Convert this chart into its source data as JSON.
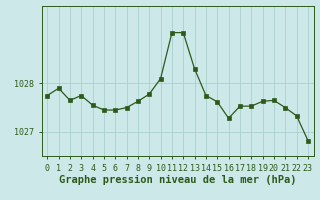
{
  "x": [
    0,
    1,
    2,
    3,
    4,
    5,
    6,
    7,
    8,
    9,
    10,
    11,
    12,
    13,
    14,
    15,
    16,
    17,
    18,
    19,
    20,
    21,
    22,
    23
  ],
  "y": [
    1027.75,
    1027.9,
    1027.65,
    1027.75,
    1027.55,
    1027.45,
    1027.45,
    1027.5,
    1027.63,
    1027.78,
    1028.1,
    1029.05,
    1029.05,
    1028.3,
    1027.75,
    1027.62,
    1027.28,
    1027.53,
    1027.53,
    1027.63,
    1027.65,
    1027.5,
    1027.33,
    1026.82
  ],
  "line_color": "#2d5a1b",
  "marker": "s",
  "marker_size": 2.2,
  "line_width": 0.9,
  "bg_color": "#cce8e8",
  "grid_color": "#aacfcf",
  "xlabel": "Graphe pression niveau de la mer (hPa)",
  "xlabel_fontsize": 7.5,
  "ylabel_ticks": [
    1027,
    1028
  ],
  "ylim": [
    1026.5,
    1029.6
  ],
  "xlim": [
    -0.5,
    23.5
  ],
  "tick_fontsize": 6,
  "tick_color": "#2d5a1b"
}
══════
- Do this
Return every line of the records exactly as given, pictures excluded.

- Result
Convert this chart into its source data as JSON.
{
  "x": [
    0,
    1,
    2,
    3,
    4,
    5,
    6,
    7,
    8,
    9,
    10,
    11,
    12,
    13,
    14,
    15,
    16,
    17,
    18,
    19,
    20,
    21,
    22,
    23
  ],
  "y": [
    1027.75,
    1027.9,
    1027.65,
    1027.75,
    1027.55,
    1027.45,
    1027.45,
    1027.5,
    1027.63,
    1027.78,
    1028.1,
    1029.05,
    1029.05,
    1028.3,
    1027.75,
    1027.62,
    1027.28,
    1027.53,
    1027.53,
    1027.63,
    1027.65,
    1027.5,
    1027.33,
    1026.82
  ],
  "line_color": "#2d5a1b",
  "marker": "s",
  "marker_size": 2.2,
  "line_width": 0.9,
  "bg_color": "#cce8e8",
  "grid_color": "#aacfcf",
  "xlabel": "Graphe pression niveau de la mer (hPa)",
  "xlabel_fontsize": 7.5,
  "ylabel_ticks": [
    1027,
    1028
  ],
  "ylim": [
    1026.5,
    1029.6
  ],
  "xlim": [
    -0.5,
    23.5
  ],
  "tick_fontsize": 6,
  "tick_color": "#2d5a1b"
}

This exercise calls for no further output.